> Given data
━━━━━━━━

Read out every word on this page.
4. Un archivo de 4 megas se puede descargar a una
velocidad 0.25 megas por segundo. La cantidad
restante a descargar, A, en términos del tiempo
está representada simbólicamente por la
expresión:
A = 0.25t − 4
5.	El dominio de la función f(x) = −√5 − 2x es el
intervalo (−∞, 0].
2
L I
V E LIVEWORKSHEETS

━━━━━━━━

> Exercise requirements
Retype the material in full. Each word must match.

> Result
Read out every word on this page.
4. Un archivo de 4 megas se puede descargar a una
velocidad 0.25 megas por segundo. La cantidad
restante a descargar, A, en términos del tiempo
está representada simbólicamente por la
expresión:
A = 0.25t − 4
5.	El dominio de la función f(x) = −√5 − 2x es el
intervalo (−∞, 0].
2
L I
V E LIVEWORKSHEETS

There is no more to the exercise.